• EXERCISE DETAILS:
Reproduce the listing below character for character; drop every image.

BEGIN EXTRACTED RECORDS

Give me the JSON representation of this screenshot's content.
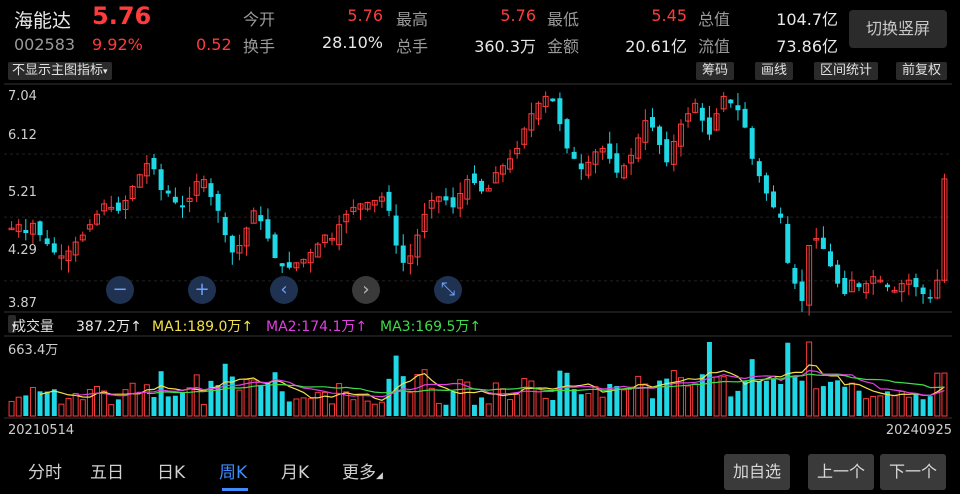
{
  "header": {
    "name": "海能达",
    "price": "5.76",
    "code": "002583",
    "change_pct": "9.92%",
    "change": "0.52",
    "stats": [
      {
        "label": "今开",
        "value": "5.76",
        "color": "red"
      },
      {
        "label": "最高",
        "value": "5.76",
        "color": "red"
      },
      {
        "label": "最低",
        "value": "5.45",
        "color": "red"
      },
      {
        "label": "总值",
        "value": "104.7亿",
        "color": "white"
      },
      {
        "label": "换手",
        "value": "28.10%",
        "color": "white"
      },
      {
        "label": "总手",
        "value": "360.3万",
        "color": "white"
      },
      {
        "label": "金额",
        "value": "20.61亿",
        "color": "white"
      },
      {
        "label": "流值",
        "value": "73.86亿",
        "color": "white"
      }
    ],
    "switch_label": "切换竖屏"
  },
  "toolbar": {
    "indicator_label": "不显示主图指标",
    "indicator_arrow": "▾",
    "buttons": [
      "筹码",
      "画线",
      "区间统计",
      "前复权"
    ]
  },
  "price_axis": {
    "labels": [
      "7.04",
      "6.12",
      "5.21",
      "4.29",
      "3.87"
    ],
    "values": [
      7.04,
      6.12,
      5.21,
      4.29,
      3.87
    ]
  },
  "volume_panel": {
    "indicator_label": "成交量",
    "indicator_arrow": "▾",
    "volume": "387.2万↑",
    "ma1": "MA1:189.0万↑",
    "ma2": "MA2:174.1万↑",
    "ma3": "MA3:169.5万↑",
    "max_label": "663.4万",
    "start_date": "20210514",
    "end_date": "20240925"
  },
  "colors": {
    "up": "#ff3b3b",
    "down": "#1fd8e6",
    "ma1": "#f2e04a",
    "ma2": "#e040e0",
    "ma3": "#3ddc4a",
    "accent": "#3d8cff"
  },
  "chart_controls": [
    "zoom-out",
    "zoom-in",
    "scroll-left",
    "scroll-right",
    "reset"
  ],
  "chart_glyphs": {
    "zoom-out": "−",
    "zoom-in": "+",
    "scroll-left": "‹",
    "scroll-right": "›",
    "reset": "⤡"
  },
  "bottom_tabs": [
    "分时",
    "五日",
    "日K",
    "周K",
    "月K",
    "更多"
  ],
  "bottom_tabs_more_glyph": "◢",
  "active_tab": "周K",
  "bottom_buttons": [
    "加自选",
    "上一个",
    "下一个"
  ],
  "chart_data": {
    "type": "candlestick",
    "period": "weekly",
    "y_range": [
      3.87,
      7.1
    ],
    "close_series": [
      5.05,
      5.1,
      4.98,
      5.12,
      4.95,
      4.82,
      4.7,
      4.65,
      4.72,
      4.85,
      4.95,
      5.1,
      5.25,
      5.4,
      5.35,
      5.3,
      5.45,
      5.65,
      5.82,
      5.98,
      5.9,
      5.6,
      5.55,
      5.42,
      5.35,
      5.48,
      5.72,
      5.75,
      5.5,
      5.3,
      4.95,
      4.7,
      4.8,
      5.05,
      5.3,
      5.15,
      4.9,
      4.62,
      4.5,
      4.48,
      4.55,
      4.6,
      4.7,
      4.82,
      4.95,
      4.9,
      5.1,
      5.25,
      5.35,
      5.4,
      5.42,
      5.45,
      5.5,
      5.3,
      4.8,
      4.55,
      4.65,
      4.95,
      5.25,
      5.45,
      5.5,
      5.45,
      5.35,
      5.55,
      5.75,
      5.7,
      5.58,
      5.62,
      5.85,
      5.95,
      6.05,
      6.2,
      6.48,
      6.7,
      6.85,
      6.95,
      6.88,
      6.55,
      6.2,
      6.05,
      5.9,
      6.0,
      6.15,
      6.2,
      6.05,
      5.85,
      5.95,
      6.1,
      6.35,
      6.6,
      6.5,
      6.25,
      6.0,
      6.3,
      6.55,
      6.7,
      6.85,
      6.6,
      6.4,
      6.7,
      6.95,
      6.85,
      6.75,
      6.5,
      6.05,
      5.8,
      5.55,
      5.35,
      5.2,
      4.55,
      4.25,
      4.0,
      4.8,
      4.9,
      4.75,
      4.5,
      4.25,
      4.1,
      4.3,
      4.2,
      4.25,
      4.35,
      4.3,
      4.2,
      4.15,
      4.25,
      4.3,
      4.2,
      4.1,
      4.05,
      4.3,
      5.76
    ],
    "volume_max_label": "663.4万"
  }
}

END EXTRACTED RECORDS

• FINISHED TASK:
Give me the JSON representation of this screenshot's content.
{
  "header": {
    "name": "海能达",
    "price": "5.76",
    "code": "002583",
    "change_pct": "9.92%",
    "change": "0.52",
    "stats": [
      {
        "label": "今开",
        "value": "5.76",
        "color": "red"
      },
      {
        "label": "最高",
        "value": "5.76",
        "color": "red"
      },
      {
        "label": "最低",
        "value": "5.45",
        "color": "red"
      },
      {
        "label": "总值",
        "value": "104.7亿",
        "color": "white"
      },
      {
        "label": "换手",
        "value": "28.10%",
        "color": "white"
      },
      {
        "label": "总手",
        "value": "360.3万",
        "color": "white"
      },
      {
        "label": "金额",
        "value": "20.61亿",
        "color": "white"
      },
      {
        "label": "流值",
        "value": "73.86亿",
        "color": "white"
      }
    ],
    "switch_label": "切换竖屏"
  },
  "toolbar": {
    "indicator_label": "不显示主图指标",
    "indicator_arrow": "▾",
    "buttons": [
      "筹码",
      "画线",
      "区间统计",
      "前复权"
    ]
  },
  "price_axis": {
    "labels": [
      "7.04",
      "6.12",
      "5.21",
      "4.29",
      "3.87"
    ],
    "values": [
      7.04,
      6.12,
      5.21,
      4.29,
      3.87
    ]
  },
  "volume_panel": {
    "indicator_label": "成交量",
    "indicator_arrow": "▾",
    "volume": "387.2万↑",
    "ma1": "MA1:189.0万↑",
    "ma2": "MA2:174.1万↑",
    "ma3": "MA3:169.5万↑",
    "max_label": "663.4万",
    "start_date": "20210514",
    "end_date": "20240925"
  },
  "colors": {
    "up": "#ff3b3b",
    "down": "#1fd8e6",
    "ma1": "#f2e04a",
    "ma2": "#e040e0",
    "ma3": "#3ddc4a",
    "accent": "#3d8cff"
  },
  "chart_controls": [
    "zoom-out",
    "zoom-in",
    "scroll-left",
    "scroll-right",
    "reset"
  ],
  "chart_glyphs": {
    "zoom-out": "−",
    "zoom-in": "+",
    "scroll-left": "‹",
    "scroll-right": "›",
    "reset": "⤡"
  },
  "bottom_tabs": [
    "分时",
    "五日",
    "日K",
    "周K",
    "月K",
    "更多"
  ],
  "bottom_tabs_more_glyph": "◢",
  "active_tab": "周K",
  "bottom_buttons": [
    "加自选",
    "上一个",
    "下一个"
  ],
  "chart_data": {
    "type": "candlestick",
    "period": "weekly",
    "y_range": [
      3.87,
      7.1
    ],
    "close_series": [
      5.05,
      5.1,
      4.98,
      5.12,
      4.95,
      4.82,
      4.7,
      4.65,
      4.72,
      4.85,
      4.95,
      5.1,
      5.25,
      5.4,
      5.35,
      5.3,
      5.45,
      5.65,
      5.82,
      5.98,
      5.9,
      5.6,
      5.55,
      5.42,
      5.35,
      5.48,
      5.72,
      5.75,
      5.5,
      5.3,
      4.95,
      4.7,
      4.8,
      5.05,
      5.3,
      5.15,
      4.9,
      4.62,
      4.5,
      4.48,
      4.55,
      4.6,
      4.7,
      4.82,
      4.95,
      4.9,
      5.1,
      5.25,
      5.35,
      5.4,
      5.42,
      5.45,
      5.5,
      5.3,
      4.8,
      4.55,
      4.65,
      4.95,
      5.25,
      5.45,
      5.5,
      5.45,
      5.35,
      5.55,
      5.75,
      5.7,
      5.58,
      5.62,
      5.85,
      5.95,
      6.05,
      6.2,
      6.48,
      6.7,
      6.85,
      6.95,
      6.88,
      6.55,
      6.2,
      6.05,
      5.9,
      6.0,
      6.15,
      6.2,
      6.05,
      5.85,
      5.95,
      6.1,
      6.35,
      6.6,
      6.5,
      6.25,
      6.0,
      6.3,
      6.55,
      6.7,
      6.85,
      6.6,
      6.4,
      6.7,
      6.95,
      6.85,
      6.75,
      6.5,
      6.05,
      5.8,
      5.55,
      5.35,
      5.2,
      4.55,
      4.25,
      4.0,
      4.8,
      4.9,
      4.75,
      4.5,
      4.25,
      4.1,
      4.3,
      4.2,
      4.25,
      4.35,
      4.3,
      4.2,
      4.15,
      4.25,
      4.3,
      4.2,
      4.1,
      4.05,
      4.3,
      5.76
    ],
    "volume_max_label": "663.4万"
  }
}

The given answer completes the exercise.